▸ **Exercise goal**
Transcribe the listing below word for word.

▸ **Records provided**

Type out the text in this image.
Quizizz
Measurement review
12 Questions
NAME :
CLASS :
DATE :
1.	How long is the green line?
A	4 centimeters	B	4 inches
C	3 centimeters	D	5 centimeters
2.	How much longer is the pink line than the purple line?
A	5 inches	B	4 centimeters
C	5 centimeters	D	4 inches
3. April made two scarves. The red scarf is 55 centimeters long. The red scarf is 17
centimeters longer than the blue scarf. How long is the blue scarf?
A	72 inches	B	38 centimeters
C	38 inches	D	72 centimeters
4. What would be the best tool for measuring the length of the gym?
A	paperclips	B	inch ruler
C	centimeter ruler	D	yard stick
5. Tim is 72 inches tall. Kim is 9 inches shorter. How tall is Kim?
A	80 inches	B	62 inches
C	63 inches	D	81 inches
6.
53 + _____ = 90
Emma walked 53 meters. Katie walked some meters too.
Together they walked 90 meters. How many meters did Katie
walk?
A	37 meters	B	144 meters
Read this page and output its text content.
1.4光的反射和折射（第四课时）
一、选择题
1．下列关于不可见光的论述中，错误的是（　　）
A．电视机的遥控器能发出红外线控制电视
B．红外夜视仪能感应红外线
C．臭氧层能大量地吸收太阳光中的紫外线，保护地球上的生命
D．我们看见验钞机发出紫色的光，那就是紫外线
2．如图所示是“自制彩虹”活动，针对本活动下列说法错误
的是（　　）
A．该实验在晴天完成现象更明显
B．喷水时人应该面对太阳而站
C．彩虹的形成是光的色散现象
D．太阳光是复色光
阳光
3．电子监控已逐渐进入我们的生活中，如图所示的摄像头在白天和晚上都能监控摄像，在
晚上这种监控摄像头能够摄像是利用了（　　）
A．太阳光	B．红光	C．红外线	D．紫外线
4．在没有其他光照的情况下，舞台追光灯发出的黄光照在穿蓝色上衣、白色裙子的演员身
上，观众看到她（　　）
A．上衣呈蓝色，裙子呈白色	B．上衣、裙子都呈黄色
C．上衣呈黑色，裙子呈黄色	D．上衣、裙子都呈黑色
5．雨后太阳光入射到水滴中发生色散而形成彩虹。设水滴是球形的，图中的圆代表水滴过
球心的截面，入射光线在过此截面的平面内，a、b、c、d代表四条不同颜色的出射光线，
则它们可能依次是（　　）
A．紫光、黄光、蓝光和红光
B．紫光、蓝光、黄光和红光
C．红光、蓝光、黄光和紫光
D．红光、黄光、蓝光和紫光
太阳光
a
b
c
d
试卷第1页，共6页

▸ **Solution for this problem**
Type out the text in this image.
Quizizz
Measurement review
12 Questions
NAME :
CLASS :
DATE :
1.	How long is the green line?
A	4 centimeters	B	4 inches
C	3 centimeters	D	5 centimeters
2.	How much longer is the pink line than the purple line?
A	5 inches	B	4 centimeters
C	5 centimeters	D	4 inches
3. April made two scarves. The red scarf is 55 centimeters long. The red scarf is 17
centimeters longer than the blue scarf. How long is the blue scarf?
A	72 inches	B	38 centimeters
C	38 inches	D	72 centimeters
4. What would be the best tool for measuring the length of the gym?
A	paperclips	B	inch ruler
C	centimeter ruler	D	yard stick
5. Tim is 72 inches tall. Kim is 9 inches shorter. How tall is Kim?
A	80 inches	B	62 inches
C	63 inches	D	81 inches
6.
53 + _____ = 90
Emma walked 53 meters. Katie walked some meters too.
Together they walked 90 meters. How many meters did Katie
walk?
A	37 meters	B	144 meters
Read this page and output its text content.
1.4光的反射和折射（第四课时）
一、选择题
1．下列关于不可见光的论述中，错误的是（　　）
A．电视机的遥控器能发出红外线控制电视
B．红外夜视仪能感应红外线
C．臭氧层能大量地吸收太阳光中的紫外线，保护地球上的生命
D．我们看见验钞机发出紫色的光，那就是紫外线
2．如图所示是“自制彩虹”活动，针对本活动下列说法错误
的是（　　）
A．该实验在晴天完成现象更明显
B．喷水时人应该面对太阳而站
C．彩虹的形成是光的色散现象
D．太阳光是复色光
阳光
3．电子监控已逐渐进入我们的生活中，如图所示的摄像头在白天和晚上都能监控摄像，在
晚上这种监控摄像头能够摄像是利用了（　　）
A．太阳光	B．红光	C．红外线	D．紫外线
4．在没有其他光照的情况下，舞台追光灯发出的黄光照在穿蓝色上衣、白色裙子的演员身
上，观众看到她（　　）
A．上衣呈蓝色，裙子呈白色	B．上衣、裙子都呈黄色
C．上衣呈黑色，裙子呈黄色	D．上衣、裙子都呈黑色
5．雨后太阳光入射到水滴中发生色散而形成彩虹。设水滴是球形的，图中的圆代表水滴过
球心的截面，入射光线在过此截面的平面内，a、b、c、d代表四条不同颜色的出射光线，
则它们可能依次是（　　）
A．紫光、黄光、蓝光和红光
B．紫光、蓝光、黄光和红光
C．红光、蓝光、黄光和紫光
D．红光、黄光、蓝光和紫光
太阳光
a
b
c
d
试卷第1页，共6页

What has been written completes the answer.